INPUT FOR THIS TASK:
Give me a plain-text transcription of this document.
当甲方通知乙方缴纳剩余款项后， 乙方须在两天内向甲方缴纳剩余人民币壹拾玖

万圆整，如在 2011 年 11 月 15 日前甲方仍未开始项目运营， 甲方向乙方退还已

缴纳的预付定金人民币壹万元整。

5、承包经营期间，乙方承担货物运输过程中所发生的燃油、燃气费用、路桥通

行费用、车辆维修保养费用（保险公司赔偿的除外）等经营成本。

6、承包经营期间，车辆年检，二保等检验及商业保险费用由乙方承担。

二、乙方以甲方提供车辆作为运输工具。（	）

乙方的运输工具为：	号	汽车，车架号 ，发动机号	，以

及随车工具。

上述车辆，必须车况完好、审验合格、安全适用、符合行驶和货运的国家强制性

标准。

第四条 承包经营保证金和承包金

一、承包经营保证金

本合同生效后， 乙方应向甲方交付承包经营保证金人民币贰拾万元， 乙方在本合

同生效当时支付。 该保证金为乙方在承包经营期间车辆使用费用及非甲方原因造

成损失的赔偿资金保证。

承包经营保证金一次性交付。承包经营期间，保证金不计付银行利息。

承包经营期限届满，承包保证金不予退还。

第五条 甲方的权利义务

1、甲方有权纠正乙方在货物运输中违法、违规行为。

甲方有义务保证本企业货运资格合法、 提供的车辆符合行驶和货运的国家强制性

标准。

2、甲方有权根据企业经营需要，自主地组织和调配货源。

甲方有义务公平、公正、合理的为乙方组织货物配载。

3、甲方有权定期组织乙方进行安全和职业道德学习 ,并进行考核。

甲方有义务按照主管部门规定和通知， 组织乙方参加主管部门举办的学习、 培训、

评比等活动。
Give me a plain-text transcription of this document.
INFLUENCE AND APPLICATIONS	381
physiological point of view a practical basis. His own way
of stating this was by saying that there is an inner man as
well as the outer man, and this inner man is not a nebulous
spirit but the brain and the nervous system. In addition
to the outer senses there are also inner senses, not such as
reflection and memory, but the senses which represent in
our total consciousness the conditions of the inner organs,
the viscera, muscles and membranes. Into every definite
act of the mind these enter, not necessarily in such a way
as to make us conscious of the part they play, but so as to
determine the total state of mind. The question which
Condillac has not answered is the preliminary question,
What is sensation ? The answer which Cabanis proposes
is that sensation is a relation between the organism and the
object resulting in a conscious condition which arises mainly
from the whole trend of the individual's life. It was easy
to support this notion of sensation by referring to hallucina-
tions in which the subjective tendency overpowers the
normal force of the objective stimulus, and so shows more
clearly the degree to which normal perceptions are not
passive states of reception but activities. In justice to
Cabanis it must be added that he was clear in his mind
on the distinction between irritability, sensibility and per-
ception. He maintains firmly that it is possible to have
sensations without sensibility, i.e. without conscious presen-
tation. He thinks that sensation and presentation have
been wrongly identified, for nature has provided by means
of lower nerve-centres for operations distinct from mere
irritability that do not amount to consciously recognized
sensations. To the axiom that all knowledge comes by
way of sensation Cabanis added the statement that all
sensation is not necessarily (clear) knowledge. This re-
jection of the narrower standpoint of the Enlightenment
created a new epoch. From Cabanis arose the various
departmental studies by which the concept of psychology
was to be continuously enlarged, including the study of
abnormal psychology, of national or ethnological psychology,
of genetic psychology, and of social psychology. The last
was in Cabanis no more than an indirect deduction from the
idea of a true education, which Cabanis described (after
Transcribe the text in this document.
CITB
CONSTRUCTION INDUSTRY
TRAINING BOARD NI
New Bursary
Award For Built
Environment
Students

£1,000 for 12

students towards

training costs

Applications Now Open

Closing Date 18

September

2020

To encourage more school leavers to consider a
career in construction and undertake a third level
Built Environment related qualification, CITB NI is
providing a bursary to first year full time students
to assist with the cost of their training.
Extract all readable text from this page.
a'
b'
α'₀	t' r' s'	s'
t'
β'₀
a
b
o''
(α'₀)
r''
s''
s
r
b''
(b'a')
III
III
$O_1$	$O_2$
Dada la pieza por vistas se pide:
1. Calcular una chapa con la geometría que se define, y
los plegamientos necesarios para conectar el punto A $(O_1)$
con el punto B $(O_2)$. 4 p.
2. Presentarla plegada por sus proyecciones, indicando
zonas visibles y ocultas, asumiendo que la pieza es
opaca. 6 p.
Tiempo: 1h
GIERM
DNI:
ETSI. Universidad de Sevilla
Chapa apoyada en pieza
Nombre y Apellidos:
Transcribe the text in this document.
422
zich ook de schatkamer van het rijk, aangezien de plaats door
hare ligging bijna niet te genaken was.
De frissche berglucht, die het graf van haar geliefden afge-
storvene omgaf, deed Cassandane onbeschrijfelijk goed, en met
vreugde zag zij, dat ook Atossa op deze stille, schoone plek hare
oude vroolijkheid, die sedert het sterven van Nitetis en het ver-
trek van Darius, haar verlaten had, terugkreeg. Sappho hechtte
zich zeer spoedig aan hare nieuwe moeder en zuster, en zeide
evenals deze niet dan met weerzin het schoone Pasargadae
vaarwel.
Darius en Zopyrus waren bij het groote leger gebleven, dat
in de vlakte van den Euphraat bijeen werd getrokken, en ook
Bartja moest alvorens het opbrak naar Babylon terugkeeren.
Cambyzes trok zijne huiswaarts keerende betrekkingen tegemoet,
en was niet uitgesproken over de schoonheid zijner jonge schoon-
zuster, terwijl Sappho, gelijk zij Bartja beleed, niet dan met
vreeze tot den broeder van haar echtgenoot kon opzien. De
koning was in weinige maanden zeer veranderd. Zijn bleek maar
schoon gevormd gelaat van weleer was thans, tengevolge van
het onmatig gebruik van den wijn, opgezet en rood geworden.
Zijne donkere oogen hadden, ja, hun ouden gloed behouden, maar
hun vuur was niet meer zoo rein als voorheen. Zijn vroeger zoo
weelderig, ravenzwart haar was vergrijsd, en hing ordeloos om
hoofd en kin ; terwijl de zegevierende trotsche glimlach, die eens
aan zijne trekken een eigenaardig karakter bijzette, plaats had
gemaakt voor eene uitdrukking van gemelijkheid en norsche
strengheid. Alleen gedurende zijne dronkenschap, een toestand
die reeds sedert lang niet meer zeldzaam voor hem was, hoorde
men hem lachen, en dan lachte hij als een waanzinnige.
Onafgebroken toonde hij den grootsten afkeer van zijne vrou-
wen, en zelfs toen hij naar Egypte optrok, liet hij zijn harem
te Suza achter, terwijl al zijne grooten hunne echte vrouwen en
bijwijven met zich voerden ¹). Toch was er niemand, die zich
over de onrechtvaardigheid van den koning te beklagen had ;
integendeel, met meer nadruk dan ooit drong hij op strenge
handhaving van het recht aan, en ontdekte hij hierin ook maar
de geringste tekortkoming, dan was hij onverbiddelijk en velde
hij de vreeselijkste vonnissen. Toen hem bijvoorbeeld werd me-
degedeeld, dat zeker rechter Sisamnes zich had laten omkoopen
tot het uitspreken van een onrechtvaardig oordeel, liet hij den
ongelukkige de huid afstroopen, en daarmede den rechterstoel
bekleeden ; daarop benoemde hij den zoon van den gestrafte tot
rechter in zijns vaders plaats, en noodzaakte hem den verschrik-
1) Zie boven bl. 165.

EXERCISE BRIEF: Quote the entire listing above exactly.

EXERCISE RESPONSE:
Give me a plain-text transcription of this document.
当甲方通知乙方缴纳剩余款项后， 乙方须在两天内向甲方缴纳剩余人民币壹拾玖

万圆整，如在 2011 年 11 月 15 日前甲方仍未开始项目运营， 甲方向乙方退还已

缴纳的预付定金人民币壹万元整。

5、承包经营期间，乙方承担货物运输过程中所发生的燃油、燃气费用、路桥通

行费用、车辆维修保养费用（保险公司赔偿的除外）等经营成本。

6、承包经营期间，车辆年检，二保等检验及商业保险费用由乙方承担。

二、乙方以甲方提供车辆作为运输工具。（	）

乙方的运输工具为：	号	汽车，车架号 ，发动机号	，以

及随车工具。

上述车辆，必须车况完好、审验合格、安全适用、符合行驶和货运的国家强制性

标准。

第四条 承包经营保证金和承包金

一、承包经营保证金

本合同生效后， 乙方应向甲方交付承包经营保证金人民币贰拾万元， 乙方在本合

同生效当时支付。 该保证金为乙方在承包经营期间车辆使用费用及非甲方原因造

成损失的赔偿资金保证。

承包经营保证金一次性交付。承包经营期间，保证金不计付银行利息。

承包经营期限届满，承包保证金不予退还。

第五条 甲方的权利义务

1、甲方有权纠正乙方在货物运输中违法、违规行为。

甲方有义务保证本企业货运资格合法、 提供的车辆符合行驶和货运的国家强制性

标准。

2、甲方有权根据企业经营需要，自主地组织和调配货源。

甲方有义务公平、公正、合理的为乙方组织货物配载。

3、甲方有权定期组织乙方进行安全和职业道德学习 ,并进行考核。

甲方有义务按照主管部门规定和通知， 组织乙方参加主管部门举办的学习、 培训、

评比等活动。
Give me a plain-text transcription of this document.
INFLUENCE AND APPLICATIONS	381
physiological point of view a practical basis. His own way
of stating this was by saying that there is an inner man as
well as the outer man, and this inner man is not a nebulous
spirit but the brain and the nervous system. In addition
to the outer senses there are also inner senses, not such as
reflection and memory, but the senses which represent in
our total consciousness the conditions of the inner organs,
the viscera, muscles and membranes. Into every definite
act of the mind these enter, not necessarily in such a way
as to make us conscious of the part they play, but so as to
determine the total state of mind. The question which
Condillac has not answered is the preliminary question,
What is sensation ? The answer which Cabanis proposes
is that sensation is a relation between the organism and the
object resulting in a conscious condition which arises mainly
from the whole trend of the individual's life. It was easy
to support this notion of sensation by referring to hallucina-
tions in which the subjective tendency overpowers the
normal force of the objective stimulus, and so shows more
clearly the degree to which normal perceptions are not
passive states of reception but activities. In justice to
Cabanis it must be added that he was clear in his mind
on the distinction between irritability, sensibility and per-
ception. He maintains firmly that it is possible to have
sensations without sensibility, i.e. without conscious presen-
tation. He thinks that sensation and presentation have
been wrongly identified, for nature has provided by means
of lower nerve-centres for operations distinct from mere
irritability that do not amount to consciously recognized
sensations. To the axiom that all knowledge comes by
way of sensation Cabanis added the statement that all
sensation is not necessarily (clear) knowledge. This re-
jection of the narrower standpoint of the Enlightenment
created a new epoch. From Cabanis arose the various
departmental studies by which the concept of psychology
was to be continuously enlarged, including the study of
abnormal psychology, of national or ethnological psychology,
of genetic psychology, and of social psychology. The last
was in Cabanis no more than an indirect deduction from the
idea of a true education, which Cabanis described (after
Transcribe the text in this document.
CITB
CONSTRUCTION INDUSTRY
TRAINING BOARD NI
New Bursary
Award For Built
Environment
Students

£1,000 for 12

students towards

training costs

Applications Now Open

Closing Date 18

September

2020

To encourage more school leavers to consider a
career in construction and undertake a third level
Built Environment related qualification, CITB NI is
providing a bursary to first year full time students
to assist with the cost of their training.
Extract all readable text from this page.
a'
b'
α'₀	t' r' s'	s'
t'
β'₀
a
b
o''
(α'₀)
r''
s''
s
r
b''
(b'a')
III
III
$O_1$	$O_2$
Dada la pieza por vistas se pide:
1. Calcular una chapa con la geometría que se define, y
los plegamientos necesarios para conectar el punto A $(O_1)$
con el punto B $(O_2)$. 4 p.
2. Presentarla plegada por sus proyecciones, indicando
zonas visibles y ocultas, asumiendo que la pieza es
opaca. 6 p.
Tiempo: 1h
GIERM
DNI:
ETSI. Universidad de Sevilla
Chapa apoyada en pieza
Nombre y Apellidos:
Transcribe the text in this document.
422
zich ook de schatkamer van het rijk, aangezien de plaats door
hare ligging bijna niet te genaken was.
De frissche berglucht, die het graf van haar geliefden afge-
storvene omgaf, deed Cassandane onbeschrijfelijk goed, en met
vreugde zag zij, dat ook Atossa op deze stille, schoone plek hare
oude vroolijkheid, die sedert het sterven van Nitetis en het ver-
trek van Darius, haar verlaten had, terugkreeg. Sappho hechtte
zich zeer spoedig aan hare nieuwe moeder en zuster, en zeide
evenals deze niet dan met weerzin het schoone Pasargadae
vaarwel.
Darius en Zopyrus waren bij het groote leger gebleven, dat
in de vlakte van den Euphraat bijeen werd getrokken, en ook
Bartja moest alvorens het opbrak naar Babylon terugkeeren.
Cambyzes trok zijne huiswaarts keerende betrekkingen tegemoet,
en was niet uitgesproken over de schoonheid zijner jonge schoon-
zuster, terwijl Sappho, gelijk zij Bartja beleed, niet dan met
vreeze tot den broeder van haar echtgenoot kon opzien. De
koning was in weinige maanden zeer veranderd. Zijn bleek maar
schoon gevormd gelaat van weleer was thans, tengevolge van
het onmatig gebruik van den wijn, opgezet en rood geworden.
Zijne donkere oogen hadden, ja, hun ouden gloed behouden, maar
hun vuur was niet meer zoo rein als voorheen. Zijn vroeger zoo
weelderig, ravenzwart haar was vergrijsd, en hing ordeloos om
hoofd en kin ; terwijl de zegevierende trotsche glimlach, die eens
aan zijne trekken een eigenaardig karakter bijzette, plaats had
gemaakt voor eene uitdrukking van gemelijkheid en norsche
strengheid. Alleen gedurende zijne dronkenschap, een toestand
die reeds sedert lang niet meer zeldzaam voor hem was, hoorde
men hem lachen, en dan lachte hij als een waanzinnige.
Onafgebroken toonde hij den grootsten afkeer van zijne vrou-
wen, en zelfs toen hij naar Egypte optrok, liet hij zijn harem
te Suza achter, terwijl al zijne grooten hunne echte vrouwen en
bijwijven met zich voerden ¹). Toch was er niemand, die zich
over de onrechtvaardigheid van den koning te beklagen had ;
integendeel, met meer nadruk dan ooit drong hij op strenge
handhaving van het recht aan, en ontdekte hij hierin ook maar
de geringste tekortkoming, dan was hij onverbiddelijk en velde
hij de vreeselijkste vonnissen. Toen hem bijvoorbeeld werd me-
degedeeld, dat zeker rechter Sisamnes zich had laten omkoopen
tot het uitspreken van een onrechtvaardig oordeel, liet hij den
ongelukkige de huid afstroopen, en daarmede den rechterstoel
bekleeden ; daarop benoemde hij den zoon van den gestrafte tot
rechter in zijns vaders plaats, en noodzaakte hem den verschrik-
1) Zie boven bl. 165.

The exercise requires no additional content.